-- Start Data listing --

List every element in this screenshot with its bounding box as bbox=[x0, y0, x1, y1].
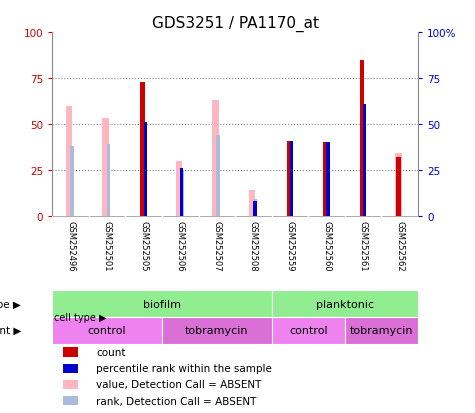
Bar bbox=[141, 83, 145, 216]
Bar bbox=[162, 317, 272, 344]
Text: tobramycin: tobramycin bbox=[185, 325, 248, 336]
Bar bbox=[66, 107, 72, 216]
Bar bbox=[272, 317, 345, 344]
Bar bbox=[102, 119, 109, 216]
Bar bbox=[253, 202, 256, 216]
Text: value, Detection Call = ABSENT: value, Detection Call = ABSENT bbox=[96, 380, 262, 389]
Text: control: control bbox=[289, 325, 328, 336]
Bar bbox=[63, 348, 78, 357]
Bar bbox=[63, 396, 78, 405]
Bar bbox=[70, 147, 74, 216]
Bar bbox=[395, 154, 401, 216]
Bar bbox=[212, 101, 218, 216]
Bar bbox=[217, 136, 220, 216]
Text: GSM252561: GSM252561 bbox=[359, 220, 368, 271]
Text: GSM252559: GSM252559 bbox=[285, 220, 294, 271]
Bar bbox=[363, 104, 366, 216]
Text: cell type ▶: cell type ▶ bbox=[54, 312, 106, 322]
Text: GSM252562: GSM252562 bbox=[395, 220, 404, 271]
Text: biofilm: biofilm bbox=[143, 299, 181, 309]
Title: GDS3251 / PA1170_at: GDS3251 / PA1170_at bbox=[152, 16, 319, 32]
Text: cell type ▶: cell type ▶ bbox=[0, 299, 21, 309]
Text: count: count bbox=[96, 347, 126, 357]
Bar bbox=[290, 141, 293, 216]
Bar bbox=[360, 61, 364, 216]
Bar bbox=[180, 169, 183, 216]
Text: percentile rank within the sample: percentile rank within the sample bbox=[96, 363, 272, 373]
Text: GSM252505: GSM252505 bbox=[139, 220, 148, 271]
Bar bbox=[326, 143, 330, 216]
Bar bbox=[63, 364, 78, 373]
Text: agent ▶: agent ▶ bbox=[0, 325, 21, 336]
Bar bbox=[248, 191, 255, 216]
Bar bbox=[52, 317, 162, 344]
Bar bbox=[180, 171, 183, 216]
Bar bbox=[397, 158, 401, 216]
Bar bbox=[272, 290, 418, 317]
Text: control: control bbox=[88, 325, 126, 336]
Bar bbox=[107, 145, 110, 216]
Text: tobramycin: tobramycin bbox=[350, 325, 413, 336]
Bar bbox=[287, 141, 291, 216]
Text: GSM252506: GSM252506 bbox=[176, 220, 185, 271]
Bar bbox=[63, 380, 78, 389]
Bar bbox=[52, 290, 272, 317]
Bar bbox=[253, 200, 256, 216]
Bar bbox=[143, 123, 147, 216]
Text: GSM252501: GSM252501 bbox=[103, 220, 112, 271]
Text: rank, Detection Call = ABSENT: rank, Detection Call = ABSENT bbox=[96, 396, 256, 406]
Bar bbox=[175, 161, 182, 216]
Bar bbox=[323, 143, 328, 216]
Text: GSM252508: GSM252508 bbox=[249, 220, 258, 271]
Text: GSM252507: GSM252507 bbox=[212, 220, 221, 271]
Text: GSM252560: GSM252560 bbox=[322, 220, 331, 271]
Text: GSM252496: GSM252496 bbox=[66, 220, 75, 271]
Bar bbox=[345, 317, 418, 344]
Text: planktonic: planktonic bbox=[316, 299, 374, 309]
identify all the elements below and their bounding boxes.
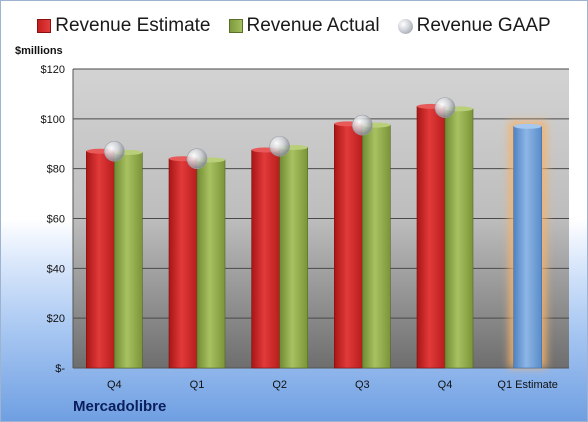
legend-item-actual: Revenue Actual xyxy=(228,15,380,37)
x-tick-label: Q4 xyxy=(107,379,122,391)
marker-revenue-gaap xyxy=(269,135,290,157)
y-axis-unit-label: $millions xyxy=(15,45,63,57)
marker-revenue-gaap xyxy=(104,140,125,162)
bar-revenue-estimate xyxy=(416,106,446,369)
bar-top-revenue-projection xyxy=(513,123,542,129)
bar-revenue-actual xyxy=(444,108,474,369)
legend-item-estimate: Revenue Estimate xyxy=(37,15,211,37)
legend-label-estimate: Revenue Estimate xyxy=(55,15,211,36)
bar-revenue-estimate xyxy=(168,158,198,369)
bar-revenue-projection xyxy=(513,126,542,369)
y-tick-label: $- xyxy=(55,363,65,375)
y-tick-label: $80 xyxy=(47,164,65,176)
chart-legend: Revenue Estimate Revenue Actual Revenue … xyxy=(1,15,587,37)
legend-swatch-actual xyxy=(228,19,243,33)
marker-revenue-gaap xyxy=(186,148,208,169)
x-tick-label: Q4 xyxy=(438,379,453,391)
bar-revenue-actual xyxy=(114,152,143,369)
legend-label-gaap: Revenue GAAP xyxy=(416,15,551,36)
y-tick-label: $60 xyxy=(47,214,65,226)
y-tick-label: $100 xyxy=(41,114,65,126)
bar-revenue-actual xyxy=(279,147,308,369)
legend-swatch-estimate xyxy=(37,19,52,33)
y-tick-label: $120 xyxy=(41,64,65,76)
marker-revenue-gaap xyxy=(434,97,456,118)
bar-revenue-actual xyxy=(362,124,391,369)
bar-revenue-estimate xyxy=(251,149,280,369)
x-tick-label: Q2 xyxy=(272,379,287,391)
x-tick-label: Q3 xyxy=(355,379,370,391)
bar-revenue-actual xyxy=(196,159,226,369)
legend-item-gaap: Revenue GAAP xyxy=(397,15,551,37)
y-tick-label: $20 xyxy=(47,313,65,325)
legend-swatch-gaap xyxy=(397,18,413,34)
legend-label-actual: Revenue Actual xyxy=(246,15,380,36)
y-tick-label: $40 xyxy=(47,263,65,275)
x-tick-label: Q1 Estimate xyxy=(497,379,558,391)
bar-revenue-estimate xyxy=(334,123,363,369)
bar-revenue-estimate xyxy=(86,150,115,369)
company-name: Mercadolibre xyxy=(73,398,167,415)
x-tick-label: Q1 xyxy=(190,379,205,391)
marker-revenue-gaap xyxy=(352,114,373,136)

-- End Data listing --
-- Start Data listing --

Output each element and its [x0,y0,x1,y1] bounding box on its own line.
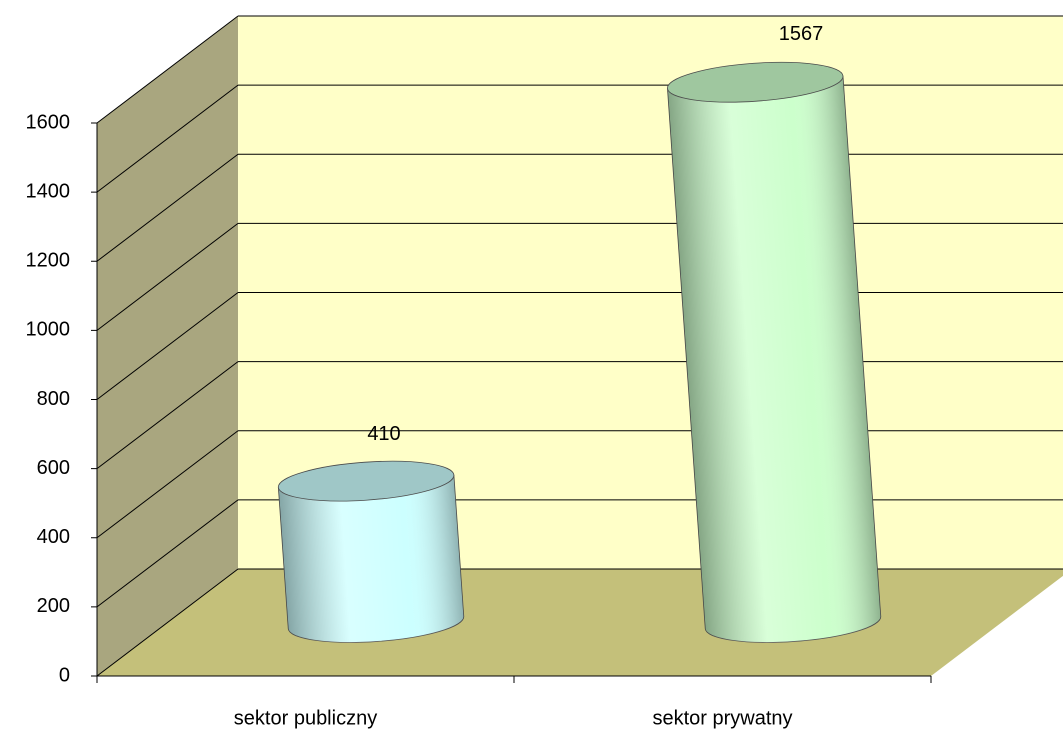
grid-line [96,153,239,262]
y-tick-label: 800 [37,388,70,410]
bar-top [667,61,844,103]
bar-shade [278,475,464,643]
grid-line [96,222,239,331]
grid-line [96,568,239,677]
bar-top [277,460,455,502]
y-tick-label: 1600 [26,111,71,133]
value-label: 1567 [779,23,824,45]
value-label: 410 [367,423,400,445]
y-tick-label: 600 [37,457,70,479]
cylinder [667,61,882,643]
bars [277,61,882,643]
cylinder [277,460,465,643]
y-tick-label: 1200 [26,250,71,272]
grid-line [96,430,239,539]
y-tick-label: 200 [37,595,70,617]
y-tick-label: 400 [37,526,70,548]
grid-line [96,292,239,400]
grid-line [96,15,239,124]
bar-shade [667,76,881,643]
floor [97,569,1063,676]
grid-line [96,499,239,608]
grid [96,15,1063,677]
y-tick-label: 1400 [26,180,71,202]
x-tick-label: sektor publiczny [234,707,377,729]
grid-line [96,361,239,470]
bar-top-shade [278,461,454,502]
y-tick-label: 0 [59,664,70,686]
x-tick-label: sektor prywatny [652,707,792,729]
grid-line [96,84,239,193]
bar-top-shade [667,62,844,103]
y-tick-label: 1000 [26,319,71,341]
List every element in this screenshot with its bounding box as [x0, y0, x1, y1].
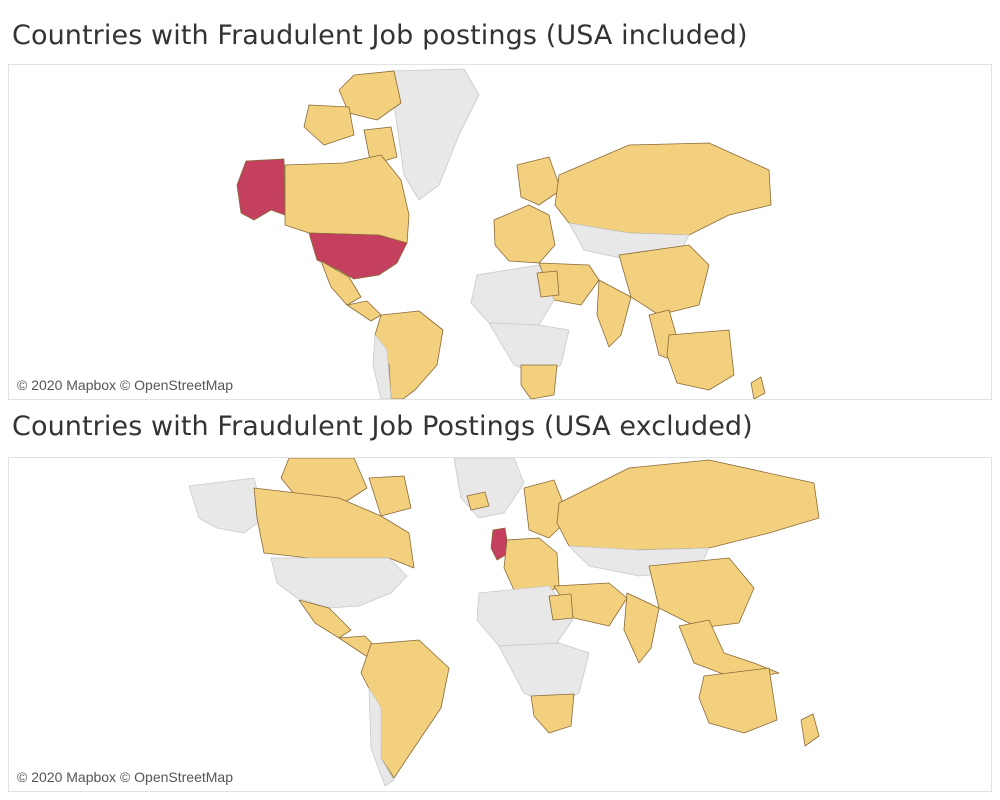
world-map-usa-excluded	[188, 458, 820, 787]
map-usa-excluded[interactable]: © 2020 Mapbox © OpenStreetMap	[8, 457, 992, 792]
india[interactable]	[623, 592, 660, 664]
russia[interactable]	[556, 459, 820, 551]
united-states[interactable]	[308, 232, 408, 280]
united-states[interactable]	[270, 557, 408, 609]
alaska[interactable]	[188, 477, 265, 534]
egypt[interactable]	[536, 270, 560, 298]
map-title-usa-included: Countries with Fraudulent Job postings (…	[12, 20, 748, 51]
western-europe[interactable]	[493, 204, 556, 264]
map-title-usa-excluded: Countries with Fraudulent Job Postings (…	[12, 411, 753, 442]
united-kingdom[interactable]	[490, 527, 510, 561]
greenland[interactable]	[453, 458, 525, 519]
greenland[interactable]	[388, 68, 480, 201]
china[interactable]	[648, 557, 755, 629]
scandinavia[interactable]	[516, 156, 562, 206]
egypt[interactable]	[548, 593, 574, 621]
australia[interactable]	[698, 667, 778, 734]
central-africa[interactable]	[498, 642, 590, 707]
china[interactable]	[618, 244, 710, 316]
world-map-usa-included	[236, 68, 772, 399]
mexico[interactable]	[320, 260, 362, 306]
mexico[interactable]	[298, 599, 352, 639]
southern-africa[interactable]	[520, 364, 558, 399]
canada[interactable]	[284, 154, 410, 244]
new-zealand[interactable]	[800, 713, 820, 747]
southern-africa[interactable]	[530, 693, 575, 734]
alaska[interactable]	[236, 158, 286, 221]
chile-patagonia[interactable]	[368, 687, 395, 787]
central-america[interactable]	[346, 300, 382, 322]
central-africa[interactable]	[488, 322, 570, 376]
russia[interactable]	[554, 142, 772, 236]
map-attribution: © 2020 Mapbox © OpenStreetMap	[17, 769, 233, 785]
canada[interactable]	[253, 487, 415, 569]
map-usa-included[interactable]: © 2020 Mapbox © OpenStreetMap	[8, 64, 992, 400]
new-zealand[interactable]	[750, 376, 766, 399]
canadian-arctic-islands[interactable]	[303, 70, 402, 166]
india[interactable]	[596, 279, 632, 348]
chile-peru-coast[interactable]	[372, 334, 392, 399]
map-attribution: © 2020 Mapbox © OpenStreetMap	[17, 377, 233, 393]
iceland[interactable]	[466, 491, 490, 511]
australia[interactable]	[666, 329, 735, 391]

-- End Data listing --
-- Start Data listing --

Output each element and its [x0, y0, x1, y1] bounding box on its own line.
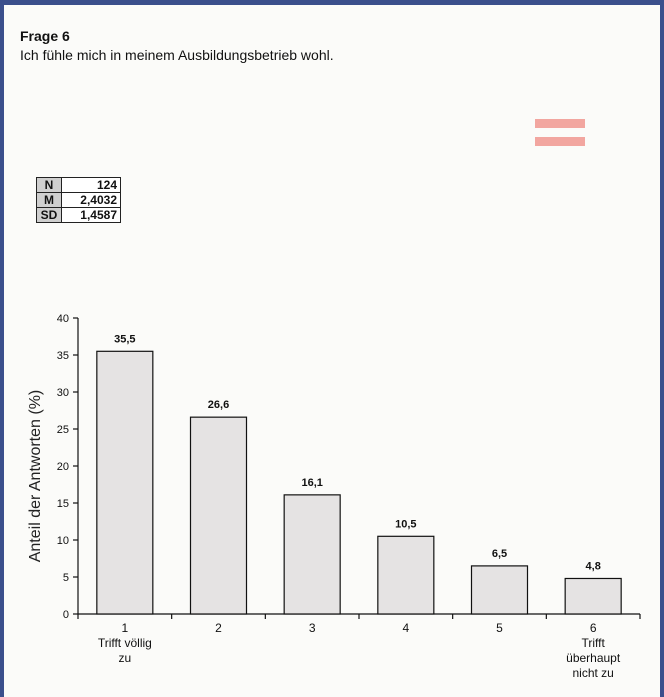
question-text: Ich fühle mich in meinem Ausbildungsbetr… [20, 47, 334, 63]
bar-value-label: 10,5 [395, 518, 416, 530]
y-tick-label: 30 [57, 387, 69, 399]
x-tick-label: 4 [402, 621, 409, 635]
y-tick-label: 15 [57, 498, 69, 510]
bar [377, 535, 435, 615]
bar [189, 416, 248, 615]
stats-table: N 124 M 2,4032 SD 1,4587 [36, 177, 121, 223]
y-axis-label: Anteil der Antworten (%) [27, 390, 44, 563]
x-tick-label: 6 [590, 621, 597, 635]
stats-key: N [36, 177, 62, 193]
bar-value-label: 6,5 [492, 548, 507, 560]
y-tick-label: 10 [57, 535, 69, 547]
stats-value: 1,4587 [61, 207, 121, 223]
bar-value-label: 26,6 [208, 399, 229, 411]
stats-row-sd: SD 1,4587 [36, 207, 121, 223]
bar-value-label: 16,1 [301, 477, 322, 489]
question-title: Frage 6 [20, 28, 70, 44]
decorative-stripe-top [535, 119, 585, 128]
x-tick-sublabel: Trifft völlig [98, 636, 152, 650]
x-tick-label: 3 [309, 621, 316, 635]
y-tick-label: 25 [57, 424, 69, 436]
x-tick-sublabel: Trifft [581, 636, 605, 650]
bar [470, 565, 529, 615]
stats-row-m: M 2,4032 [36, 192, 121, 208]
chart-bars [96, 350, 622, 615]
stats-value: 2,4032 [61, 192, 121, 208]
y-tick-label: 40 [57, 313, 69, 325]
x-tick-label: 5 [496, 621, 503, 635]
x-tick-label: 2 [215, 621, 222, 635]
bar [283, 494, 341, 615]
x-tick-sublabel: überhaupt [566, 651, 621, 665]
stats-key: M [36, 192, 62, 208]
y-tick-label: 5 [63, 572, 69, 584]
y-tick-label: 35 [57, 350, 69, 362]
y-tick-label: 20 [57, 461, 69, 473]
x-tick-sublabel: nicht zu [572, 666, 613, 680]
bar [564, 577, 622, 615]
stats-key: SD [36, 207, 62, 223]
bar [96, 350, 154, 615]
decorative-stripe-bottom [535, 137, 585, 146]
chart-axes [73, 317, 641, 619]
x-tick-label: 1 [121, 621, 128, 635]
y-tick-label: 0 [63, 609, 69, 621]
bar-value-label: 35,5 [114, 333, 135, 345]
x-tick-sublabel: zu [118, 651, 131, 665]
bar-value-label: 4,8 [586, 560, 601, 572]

-- End Data listing --

# Instructions for the task
Extract verbatim every line from the one containing "legend-item-actual: Revenue Actual" up to and including the one containing "x-tick-label: Q1 Estimate".

# Answer to the exercise
legend-item-actual: Revenue Actual xyxy=(228,15,380,37)
x-tick-label: Q4 xyxy=(107,379,122,391)
marker-revenue-gaap xyxy=(269,135,290,157)
y-axis-unit-label: $millions xyxy=(15,45,63,57)
marker-revenue-gaap xyxy=(104,140,125,162)
bar-revenue-estimate xyxy=(416,106,446,369)
bar-top-revenue-projection xyxy=(513,123,542,129)
bar-revenue-actual xyxy=(444,108,474,369)
legend-item-estimate: Revenue Estimate xyxy=(37,15,211,37)
legend-label-estimate: Revenue Estimate xyxy=(55,15,211,36)
bar-revenue-estimate xyxy=(168,158,198,369)
bar-revenue-projection xyxy=(513,126,542,369)
y-tick-label: $- xyxy=(55,363,65,375)
y-tick-label: $80 xyxy=(47,164,65,176)
chart-legend: Revenue Estimate Revenue Actual Revenue … xyxy=(1,15,587,37)
legend-swatch-actual xyxy=(228,19,243,33)
marker-revenue-gaap xyxy=(186,148,208,169)
x-tick-label: Q4 xyxy=(438,379,453,391)
bar-revenue-actual xyxy=(114,152,143,369)
legend-label-gaap: Revenue GAAP xyxy=(416,15,551,36)
y-tick-label: $60 xyxy=(47,214,65,226)
y-tick-label: $100 xyxy=(41,114,65,126)
bar-revenue-actual xyxy=(279,147,308,369)
legend-swatch-estimate xyxy=(37,19,52,33)
y-tick-label: $120 xyxy=(41,64,65,76)
marker-revenue-gaap xyxy=(434,97,456,118)
bar-revenue-actual xyxy=(362,124,391,369)
bar-revenue-estimate xyxy=(251,149,280,369)
x-tick-label: Q2 xyxy=(272,379,287,391)
x-tick-label: Q3 xyxy=(355,379,370,391)
bar-revenue-actual xyxy=(196,159,226,369)
legend-item-gaap: Revenue GAAP xyxy=(397,15,551,37)
y-tick-label: $20 xyxy=(47,313,65,325)
legend-swatch-gaap xyxy=(397,18,413,34)
legend-label-actual: Revenue Actual xyxy=(246,15,380,36)
y-tick-label: $40 xyxy=(47,263,65,275)
x-tick-label: Q1 Estimate xyxy=(497,379,558,391)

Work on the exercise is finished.